*PROBLEM REQUIREMENTS*.
Copy the data that follows exactly. Include no pictures.

*DATASET*.

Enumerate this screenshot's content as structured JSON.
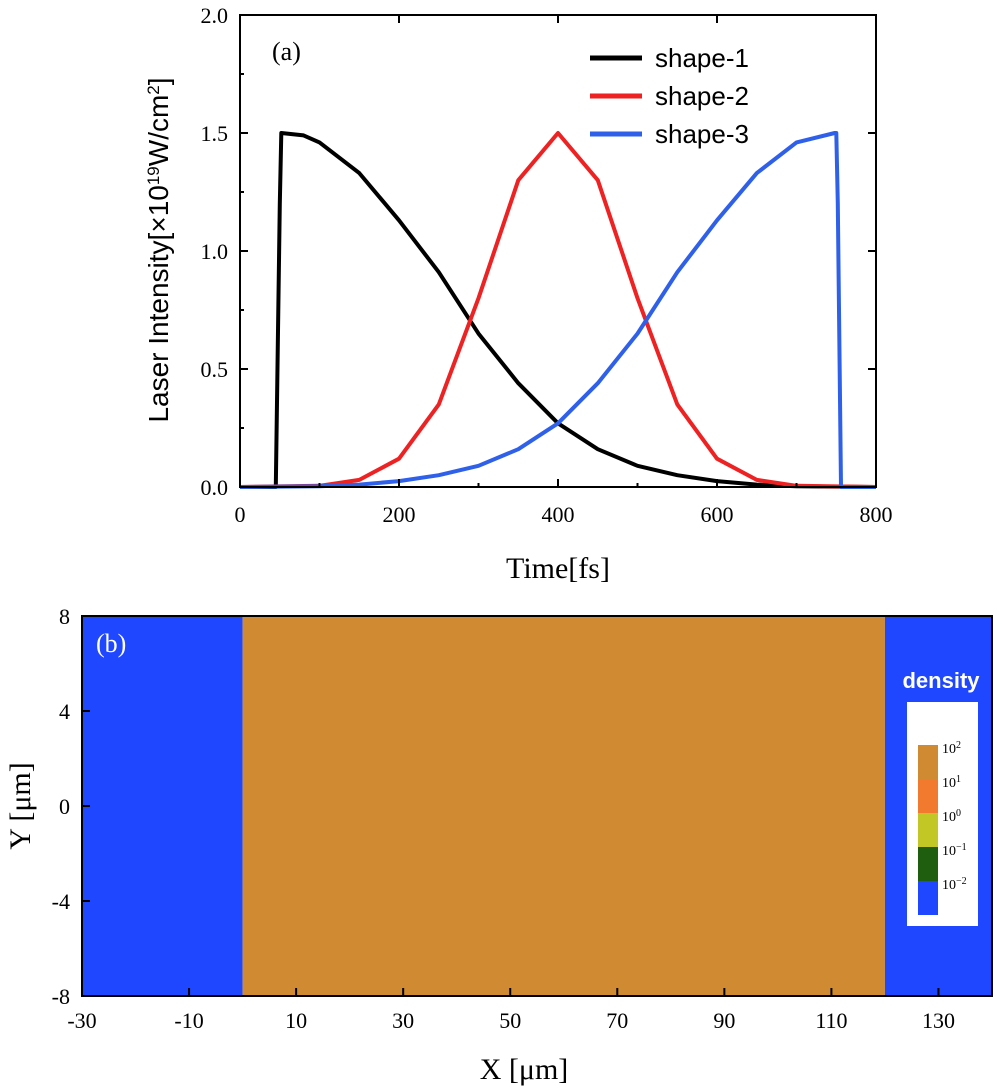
{
  "colors": {
    "shape1": "#000000",
    "shape2": "#ee2222",
    "shape3": "#2f60ea",
    "vacuum": "#1f47ff",
    "target": "#cf8a32",
    "cb_1e-2": "#1f47ff",
    "cb_1e-1": "#1f5e0f",
    "cb_1e0": "#c3c725",
    "cb_1e1": "#f27a2e",
    "cb_1e2": "#cf8a32"
  },
  "chart_data": [
    {
      "type": "line",
      "panel_label": "(a)",
      "xlabel": "Time[fs]",
      "ylabel_prefix": "Laser Intensity",
      "ylabel_unit_a": "[×10",
      "ylabel_unit_exp": "19",
      "ylabel_unit_b": "W/cm",
      "ylabel_unit_exp2": "2",
      "ylabel_unit_c": "]",
      "xlim": [
        0,
        800
      ],
      "ylim": [
        0,
        2.0
      ],
      "xticks": [
        "0",
        "200",
        "400",
        "600",
        "800"
      ],
      "yticks": [
        "0.0",
        "0.5",
        "1.0",
        "1.5",
        "2.0"
      ],
      "legend_position": "top-right",
      "grid": false,
      "series": [
        {
          "name": "shape-1",
          "x": [
            0,
            45,
            50,
            52,
            80,
            100,
            150,
            200,
            250,
            300,
            350,
            400,
            450,
            500,
            550,
            600,
            650,
            700,
            800
          ],
          "y": [
            0,
            0,
            1.2,
            1.5,
            1.49,
            1.46,
            1.33,
            1.13,
            0.91,
            0.65,
            0.44,
            0.27,
            0.16,
            0.09,
            0.05,
            0.025,
            0.01,
            0.003,
            0
          ]
        },
        {
          "name": "shape-2",
          "x": [
            0,
            100,
            150,
            200,
            250,
            300,
            350,
            400,
            450,
            500,
            550,
            600,
            650,
            700,
            800
          ],
          "y": [
            0,
            0.005,
            0.03,
            0.12,
            0.35,
            0.8,
            1.3,
            1.5,
            1.3,
            0.8,
            0.35,
            0.12,
            0.03,
            0.005,
            0
          ]
        },
        {
          "name": "shape-3",
          "x": [
            0,
            100,
            150,
            200,
            250,
            300,
            350,
            400,
            450,
            500,
            550,
            600,
            650,
            700,
            748,
            750,
            752,
            756,
            800
          ],
          "y": [
            0,
            0.003,
            0.01,
            0.025,
            0.05,
            0.09,
            0.16,
            0.27,
            0.44,
            0.65,
            0.91,
            1.13,
            1.33,
            1.46,
            1.5,
            1.5,
            1.2,
            0,
            0
          ]
        }
      ]
    },
    {
      "type": "heatmap",
      "panel_label": "(b)",
      "xlabel": "X [μm]",
      "ylabel": "Y [μm]",
      "xlim": [
        -30,
        140
      ],
      "ylim": [
        -8,
        8
      ],
      "xticks": [
        "-30",
        "-10",
        "10",
        "30",
        "50",
        "70",
        "90",
        "110",
        "130"
      ],
      "yticks": [
        "-8",
        "-4",
        "0",
        "4",
        "8"
      ],
      "regions": [
        {
          "x": [
            -30,
            0
          ],
          "y": [
            -8,
            8
          ],
          "level": "vacuum"
        },
        {
          "x": [
            0,
            120
          ],
          "y": [
            -8,
            8
          ],
          "level": "target"
        },
        {
          "x": [
            120,
            140
          ],
          "y": [
            -8,
            8
          ],
          "level": "vacuum"
        }
      ],
      "colorbar": {
        "title": "density",
        "position": "right",
        "levels": [
          {
            "base": "10",
            "exp": "2"
          },
          {
            "base": "10",
            "exp": "1"
          },
          {
            "base": "10",
            "exp": "0"
          },
          {
            "base": "10",
            "exp": "−1"
          },
          {
            "base": "10",
            "exp": "−2"
          }
        ]
      }
    }
  ]
}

*ANSWER FOR THE TASK*.
Enumerate this screenshot's content as structured JSON.
{
  "colors": {
    "shape1": "#000000",
    "shape2": "#ee2222",
    "shape3": "#2f60ea",
    "vacuum": "#1f47ff",
    "target": "#cf8a32",
    "cb_1e-2": "#1f47ff",
    "cb_1e-1": "#1f5e0f",
    "cb_1e0": "#c3c725",
    "cb_1e1": "#f27a2e",
    "cb_1e2": "#cf8a32"
  },
  "chart_data": [
    {
      "type": "line",
      "panel_label": "(a)",
      "xlabel": "Time[fs]",
      "ylabel_prefix": "Laser Intensity",
      "ylabel_unit_a": "[×10",
      "ylabel_unit_exp": "19",
      "ylabel_unit_b": "W/cm",
      "ylabel_unit_exp2": "2",
      "ylabel_unit_c": "]",
      "xlim": [
        0,
        800
      ],
      "ylim": [
        0,
        2.0
      ],
      "xticks": [
        "0",
        "200",
        "400",
        "600",
        "800"
      ],
      "yticks": [
        "0.0",
        "0.5",
        "1.0",
        "1.5",
        "2.0"
      ],
      "legend_position": "top-right",
      "grid": false,
      "series": [
        {
          "name": "shape-1",
          "x": [
            0,
            45,
            50,
            52,
            80,
            100,
            150,
            200,
            250,
            300,
            350,
            400,
            450,
            500,
            550,
            600,
            650,
            700,
            800
          ],
          "y": [
            0,
            0,
            1.2,
            1.5,
            1.49,
            1.46,
            1.33,
            1.13,
            0.91,
            0.65,
            0.44,
            0.27,
            0.16,
            0.09,
            0.05,
            0.025,
            0.01,
            0.003,
            0
          ]
        },
        {
          "name": "shape-2",
          "x": [
            0,
            100,
            150,
            200,
            250,
            300,
            350,
            400,
            450,
            500,
            550,
            600,
            650,
            700,
            800
          ],
          "y": [
            0,
            0.005,
            0.03,
            0.12,
            0.35,
            0.8,
            1.3,
            1.5,
            1.3,
            0.8,
            0.35,
            0.12,
            0.03,
            0.005,
            0
          ]
        },
        {
          "name": "shape-3",
          "x": [
            0,
            100,
            150,
            200,
            250,
            300,
            350,
            400,
            450,
            500,
            550,
            600,
            650,
            700,
            748,
            750,
            752,
            756,
            800
          ],
          "y": [
            0,
            0.003,
            0.01,
            0.025,
            0.05,
            0.09,
            0.16,
            0.27,
            0.44,
            0.65,
            0.91,
            1.13,
            1.33,
            1.46,
            1.5,
            1.5,
            1.2,
            0,
            0
          ]
        }
      ]
    },
    {
      "type": "heatmap",
      "panel_label": "(b)",
      "xlabel": "X [μm]",
      "ylabel": "Y [μm]",
      "xlim": [
        -30,
        140
      ],
      "ylim": [
        -8,
        8
      ],
      "xticks": [
        "-30",
        "-10",
        "10",
        "30",
        "50",
        "70",
        "90",
        "110",
        "130"
      ],
      "yticks": [
        "-8",
        "-4",
        "0",
        "4",
        "8"
      ],
      "regions": [
        {
          "x": [
            -30,
            0
          ],
          "y": [
            -8,
            8
          ],
          "level": "vacuum"
        },
        {
          "x": [
            0,
            120
          ],
          "y": [
            -8,
            8
          ],
          "level": "target"
        },
        {
          "x": [
            120,
            140
          ],
          "y": [
            -8,
            8
          ],
          "level": "vacuum"
        }
      ],
      "colorbar": {
        "title": "density",
        "position": "right",
        "levels": [
          {
            "base": "10",
            "exp": "2"
          },
          {
            "base": "10",
            "exp": "1"
          },
          {
            "base": "10",
            "exp": "0"
          },
          {
            "base": "10",
            "exp": "−1"
          },
          {
            "base": "10",
            "exp": "−2"
          }
        ]
      }
    }
  ]
}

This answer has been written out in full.